> _DATA SHOWN_
************

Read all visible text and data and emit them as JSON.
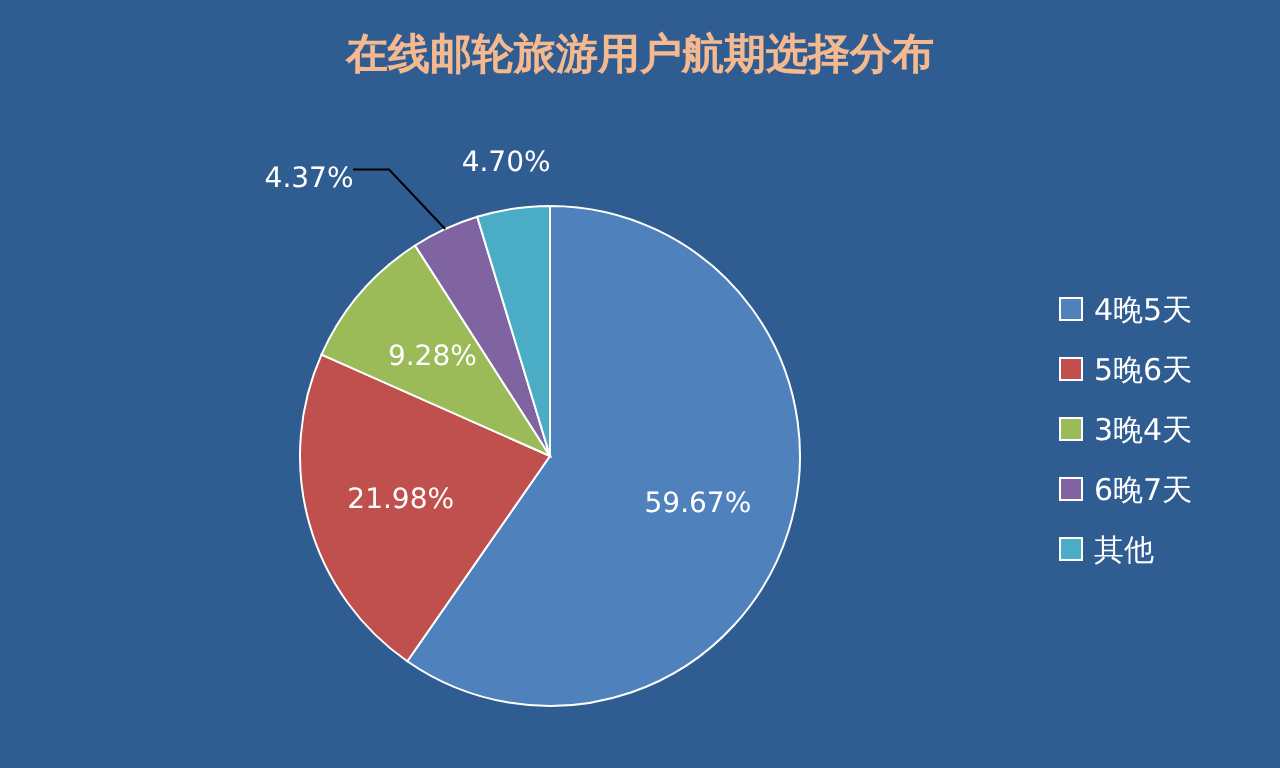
{
  "chart_data": {
    "type": "pie",
    "title": "在线邮轮旅游用户航期选择分布",
    "categories": [
      "4晚5天",
      "5晚6天",
      "3晚4天",
      "6晚7天",
      "其他"
    ],
    "values": [
      59.67,
      21.98,
      9.28,
      4.37,
      4.7
    ],
    "colors": [
      "#4f81bd",
      "#c0504d",
      "#9bbb59",
      "#8064a2",
      "#4bacc6"
    ],
    "value_labels": [
      "59.67%",
      "21.98%",
      "9.28%",
      "4.37%",
      "4.70%"
    ],
    "legend": "right"
  }
}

************

> _SHORT EXERCISE_
Print every entry above again without changing a word, and omit the pictures.

> _TASK OUTPUT_
Read all visible text and data and emit them as JSON.
{
  "chart_data": {
    "type": "pie",
    "title": "在线邮轮旅游用户航期选择分布",
    "categories": [
      "4晚5天",
      "5晚6天",
      "3晚4天",
      "6晚7天",
      "其他"
    ],
    "values": [
      59.67,
      21.98,
      9.28,
      4.37,
      4.7
    ],
    "colors": [
      "#4f81bd",
      "#c0504d",
      "#9bbb59",
      "#8064a2",
      "#4bacc6"
    ],
    "value_labels": [
      "59.67%",
      "21.98%",
      "9.28%",
      "4.37%",
      "4.70%"
    ],
    "legend": "right"
  }
}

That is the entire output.